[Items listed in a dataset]
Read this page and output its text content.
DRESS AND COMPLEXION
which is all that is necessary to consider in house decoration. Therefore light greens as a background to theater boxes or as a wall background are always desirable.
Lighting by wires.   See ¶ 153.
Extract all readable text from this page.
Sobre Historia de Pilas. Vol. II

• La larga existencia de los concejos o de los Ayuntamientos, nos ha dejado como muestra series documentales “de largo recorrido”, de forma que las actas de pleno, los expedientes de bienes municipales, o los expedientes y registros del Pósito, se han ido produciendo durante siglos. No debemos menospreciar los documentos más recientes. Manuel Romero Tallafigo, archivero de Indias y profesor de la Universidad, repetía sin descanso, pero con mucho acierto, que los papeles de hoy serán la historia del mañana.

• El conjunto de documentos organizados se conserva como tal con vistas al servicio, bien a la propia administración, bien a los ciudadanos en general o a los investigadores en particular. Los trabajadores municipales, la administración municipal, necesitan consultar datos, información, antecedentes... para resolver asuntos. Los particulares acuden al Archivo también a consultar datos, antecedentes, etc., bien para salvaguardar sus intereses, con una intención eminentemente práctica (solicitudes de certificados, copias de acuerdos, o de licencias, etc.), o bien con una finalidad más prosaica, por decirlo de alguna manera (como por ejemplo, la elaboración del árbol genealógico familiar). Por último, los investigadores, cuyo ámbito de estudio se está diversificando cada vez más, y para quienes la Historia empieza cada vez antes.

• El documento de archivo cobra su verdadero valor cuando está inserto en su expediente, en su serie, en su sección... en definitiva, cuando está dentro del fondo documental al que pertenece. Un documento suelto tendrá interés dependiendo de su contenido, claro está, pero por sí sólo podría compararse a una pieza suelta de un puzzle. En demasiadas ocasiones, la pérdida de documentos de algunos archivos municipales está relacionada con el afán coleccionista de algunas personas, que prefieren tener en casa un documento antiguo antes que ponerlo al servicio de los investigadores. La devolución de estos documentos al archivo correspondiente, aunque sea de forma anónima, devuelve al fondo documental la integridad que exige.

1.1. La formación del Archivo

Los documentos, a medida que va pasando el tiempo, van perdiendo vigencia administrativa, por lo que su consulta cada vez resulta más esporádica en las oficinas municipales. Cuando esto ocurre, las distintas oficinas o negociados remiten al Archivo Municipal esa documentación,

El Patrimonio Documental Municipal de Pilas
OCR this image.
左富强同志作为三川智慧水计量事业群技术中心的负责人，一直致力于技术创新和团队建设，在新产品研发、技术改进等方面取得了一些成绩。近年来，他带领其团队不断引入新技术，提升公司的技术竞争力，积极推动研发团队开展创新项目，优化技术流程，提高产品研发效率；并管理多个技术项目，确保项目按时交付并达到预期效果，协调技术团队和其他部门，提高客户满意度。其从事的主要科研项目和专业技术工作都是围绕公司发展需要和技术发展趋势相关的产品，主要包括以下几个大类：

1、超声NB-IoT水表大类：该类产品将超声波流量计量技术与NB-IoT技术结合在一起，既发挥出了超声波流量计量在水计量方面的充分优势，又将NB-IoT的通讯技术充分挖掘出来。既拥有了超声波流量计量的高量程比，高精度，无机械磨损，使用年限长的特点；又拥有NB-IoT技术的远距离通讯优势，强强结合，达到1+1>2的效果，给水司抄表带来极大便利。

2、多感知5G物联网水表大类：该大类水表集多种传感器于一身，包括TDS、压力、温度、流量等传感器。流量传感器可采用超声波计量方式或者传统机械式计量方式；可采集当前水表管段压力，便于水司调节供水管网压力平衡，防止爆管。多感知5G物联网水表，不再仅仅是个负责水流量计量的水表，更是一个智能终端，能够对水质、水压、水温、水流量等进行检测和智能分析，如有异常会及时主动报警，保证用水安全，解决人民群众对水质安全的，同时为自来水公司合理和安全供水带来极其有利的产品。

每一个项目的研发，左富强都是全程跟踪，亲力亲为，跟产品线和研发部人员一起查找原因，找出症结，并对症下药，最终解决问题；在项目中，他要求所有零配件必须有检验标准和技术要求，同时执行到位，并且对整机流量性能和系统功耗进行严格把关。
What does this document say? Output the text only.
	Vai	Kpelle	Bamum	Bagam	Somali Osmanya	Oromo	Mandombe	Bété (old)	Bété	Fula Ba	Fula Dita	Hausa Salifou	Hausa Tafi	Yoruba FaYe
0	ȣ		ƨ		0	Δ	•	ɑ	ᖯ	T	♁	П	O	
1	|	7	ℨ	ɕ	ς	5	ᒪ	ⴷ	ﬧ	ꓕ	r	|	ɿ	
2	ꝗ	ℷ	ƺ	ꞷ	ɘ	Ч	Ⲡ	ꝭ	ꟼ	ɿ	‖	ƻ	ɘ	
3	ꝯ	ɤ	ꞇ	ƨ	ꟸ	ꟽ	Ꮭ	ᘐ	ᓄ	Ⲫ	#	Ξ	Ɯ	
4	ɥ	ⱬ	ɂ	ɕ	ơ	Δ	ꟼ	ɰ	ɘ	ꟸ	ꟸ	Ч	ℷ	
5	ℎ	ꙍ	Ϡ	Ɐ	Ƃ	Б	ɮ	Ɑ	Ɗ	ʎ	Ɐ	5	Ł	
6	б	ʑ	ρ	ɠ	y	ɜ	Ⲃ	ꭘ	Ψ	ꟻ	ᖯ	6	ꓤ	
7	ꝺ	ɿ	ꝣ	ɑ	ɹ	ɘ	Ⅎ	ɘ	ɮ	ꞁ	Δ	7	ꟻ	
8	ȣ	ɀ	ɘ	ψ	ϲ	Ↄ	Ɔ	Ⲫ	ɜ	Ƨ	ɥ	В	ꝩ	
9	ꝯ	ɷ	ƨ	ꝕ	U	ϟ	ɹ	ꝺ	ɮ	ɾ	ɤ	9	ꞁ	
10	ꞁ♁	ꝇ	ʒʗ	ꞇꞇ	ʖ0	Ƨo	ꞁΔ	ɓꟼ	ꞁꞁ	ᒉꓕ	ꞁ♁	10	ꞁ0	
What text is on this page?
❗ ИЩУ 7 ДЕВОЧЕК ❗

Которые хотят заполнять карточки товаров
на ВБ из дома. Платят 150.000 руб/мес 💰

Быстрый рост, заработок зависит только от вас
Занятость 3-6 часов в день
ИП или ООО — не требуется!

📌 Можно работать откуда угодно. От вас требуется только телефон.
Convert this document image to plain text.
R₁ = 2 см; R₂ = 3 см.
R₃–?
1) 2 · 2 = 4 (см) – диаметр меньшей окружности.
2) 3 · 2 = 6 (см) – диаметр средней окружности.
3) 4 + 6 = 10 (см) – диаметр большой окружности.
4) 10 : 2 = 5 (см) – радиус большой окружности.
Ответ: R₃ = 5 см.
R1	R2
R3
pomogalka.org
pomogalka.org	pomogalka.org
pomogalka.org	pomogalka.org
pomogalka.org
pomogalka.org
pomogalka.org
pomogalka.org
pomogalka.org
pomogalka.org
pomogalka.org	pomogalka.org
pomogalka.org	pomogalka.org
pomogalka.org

Task directions
Send back each record exactly as it stands.

Solved problem
Read this page and output its text content.
DRESS AND COMPLEXION
which is all that is necessary to consider in house decoration. Therefore light greens as a background to theater boxes or as a wall background are always desirable.
Lighting by wires.   See ¶ 153.
Extract all readable text from this page.
Sobre Historia de Pilas. Vol. II

• La larga existencia de los concejos o de los Ayuntamientos, nos ha dejado como muestra series documentales “de largo recorrido”, de forma que las actas de pleno, los expedientes de bienes municipales, o los expedientes y registros del Pósito, se han ido produciendo durante siglos. No debemos menospreciar los documentos más recientes. Manuel Romero Tallafigo, archivero de Indias y profesor de la Universidad, repetía sin descanso, pero con mucho acierto, que los papeles de hoy serán la historia del mañana.

• El conjunto de documentos organizados se conserva como tal con vistas al servicio, bien a la propia administración, bien a los ciudadanos en general o a los investigadores en particular. Los trabajadores municipales, la administración municipal, necesitan consultar datos, información, antecedentes... para resolver asuntos. Los particulares acuden al Archivo también a consultar datos, antecedentes, etc., bien para salvaguardar sus intereses, con una intención eminentemente práctica (solicitudes de certificados, copias de acuerdos, o de licencias, etc.), o bien con una finalidad más prosaica, por decirlo de alguna manera (como por ejemplo, la elaboración del árbol genealógico familiar). Por último, los investigadores, cuyo ámbito de estudio se está diversificando cada vez más, y para quienes la Historia empieza cada vez antes.

• El documento de archivo cobra su verdadero valor cuando está inserto en su expediente, en su serie, en su sección... en definitiva, cuando está dentro del fondo documental al que pertenece. Un documento suelto tendrá interés dependiendo de su contenido, claro está, pero por sí sólo podría compararse a una pieza suelta de un puzzle. En demasiadas ocasiones, la pérdida de documentos de algunos archivos municipales está relacionada con el afán coleccionista de algunas personas, que prefieren tener en casa un documento antiguo antes que ponerlo al servicio de los investigadores. La devolución de estos documentos al archivo correspondiente, aunque sea de forma anónima, devuelve al fondo documental la integridad que exige.

1.1. La formación del Archivo

Los documentos, a medida que va pasando el tiempo, van perdiendo vigencia administrativa, por lo que su consulta cada vez resulta más esporádica en las oficinas municipales. Cuando esto ocurre, las distintas oficinas o negociados remiten al Archivo Municipal esa documentación,

El Patrimonio Documental Municipal de Pilas
OCR this image.
左富强同志作为三川智慧水计量事业群技术中心的负责人，一直致力于技术创新和团队建设，在新产品研发、技术改进等方面取得了一些成绩。近年来，他带领其团队不断引入新技术，提升公司的技术竞争力，积极推动研发团队开展创新项目，优化技术流程，提高产品研发效率；并管理多个技术项目，确保项目按时交付并达到预期效果，协调技术团队和其他部门，提高客户满意度。其从事的主要科研项目和专业技术工作都是围绕公司发展需要和技术发展趋势相关的产品，主要包括以下几个大类：

1、超声NB-IoT水表大类：该类产品将超声波流量计量技术与NB-IoT技术结合在一起，既发挥出了超声波流量计量在水计量方面的充分优势，又将NB-IoT的通讯技术充分挖掘出来。既拥有了超声波流量计量的高量程比，高精度，无机械磨损，使用年限长的特点；又拥有NB-IoT技术的远距离通讯优势，强强结合，达到1+1>2的效果，给水司抄表带来极大便利。

2、多感知5G物联网水表大类：该大类水表集多种传感器于一身，包括TDS、压力、温度、流量等传感器。流量传感器可采用超声波计量方式或者传统机械式计量方式；可采集当前水表管段压力，便于水司调节供水管网压力平衡，防止爆管。多感知5G物联网水表，不再仅仅是个负责水流量计量的水表，更是一个智能终端，能够对水质、水压、水温、水流量等进行检测和智能分析，如有异常会及时主动报警，保证用水安全，解决人民群众对水质安全的，同时为自来水公司合理和安全供水带来极其有利的产品。

每一个项目的研发，左富强都是全程跟踪，亲力亲为，跟产品线和研发部人员一起查找原因，找出症结，并对症下药，最终解决问题；在项目中，他要求所有零配件必须有检验标准和技术要求，同时执行到位，并且对整机流量性能和系统功耗进行严格把关。
What does this document say? Output the text only.
	Vai	Kpelle	Bamum	Bagam	Somali Osmanya	Oromo	Mandombe	Bété (old)	Bété	Fula Ba	Fula Dita	Hausa Salifou	Hausa Tafi	Yoruba FaYe
0	ȣ		ƨ		0	Δ	•	ɑ	ᖯ	T	♁	П	O	
1	|	7	ℨ	ɕ	ς	5	ᒪ	ⴷ	ﬧ	ꓕ	r	|	ɿ	
2	ꝗ	ℷ	ƺ	ꞷ	ɘ	Ч	Ⲡ	ꝭ	ꟼ	ɿ	‖	ƻ	ɘ	
3	ꝯ	ɤ	ꞇ	ƨ	ꟸ	ꟽ	Ꮭ	ᘐ	ᓄ	Ⲫ	#	Ξ	Ɯ	
4	ɥ	ⱬ	ɂ	ɕ	ơ	Δ	ꟼ	ɰ	ɘ	ꟸ	ꟸ	Ч	ℷ	
5	ℎ	ꙍ	Ϡ	Ɐ	Ƃ	Б	ɮ	Ɑ	Ɗ	ʎ	Ɐ	5	Ł	
6	б	ʑ	ρ	ɠ	y	ɜ	Ⲃ	ꭘ	Ψ	ꟻ	ᖯ	6	ꓤ	
7	ꝺ	ɿ	ꝣ	ɑ	ɹ	ɘ	Ⅎ	ɘ	ɮ	ꞁ	Δ	7	ꟻ	
8	ȣ	ɀ	ɘ	ψ	ϲ	Ↄ	Ɔ	Ⲫ	ɜ	Ƨ	ɥ	В	ꝩ	
9	ꝯ	ɷ	ƨ	ꝕ	U	ϟ	ɹ	ꝺ	ɮ	ɾ	ɤ	9	ꞁ	
10	ꞁ♁	ꝇ	ʒʗ	ꞇꞇ	ʖ0	Ƨo	ꞁΔ	ɓꟼ	ꞁꞁ	ᒉꓕ	ꞁ♁	10	ꞁ0	
What text is on this page?
❗ ИЩУ 7 ДЕВОЧЕК ❗

Которые хотят заполнять карточки товаров
на ВБ из дома. Платят 150.000 руб/мес 💰

Быстрый рост, заработок зависит только от вас
Занятость 3-6 часов в день
ИП или ООО — не требуется!

📌 Можно работать откуда угодно. От вас требуется только телефон.
Convert this document image to plain text.
R₁ = 2 см; R₂ = 3 см.
R₃–?
1) 2 · 2 = 4 (см) – диаметр меньшей окружности.
2) 3 · 2 = 6 (см) – диаметр средней окружности.
3) 4 + 6 = 10 (см) – диаметр большой окружности.
4) 10 : 2 = 5 (см) – радиус большой окружности.
Ответ: R₃ = 5 см.
R1	R2
R3
pomogalka.org
pomogalka.org	pomogalka.org
pomogalka.org	pomogalka.org
pomogalka.org
pomogalka.org
pomogalka.org
pomogalka.org
pomogalka.org
pomogalka.org
pomogalka.org	pomogalka.org
pomogalka.org	pomogalka.org
pomogalka.org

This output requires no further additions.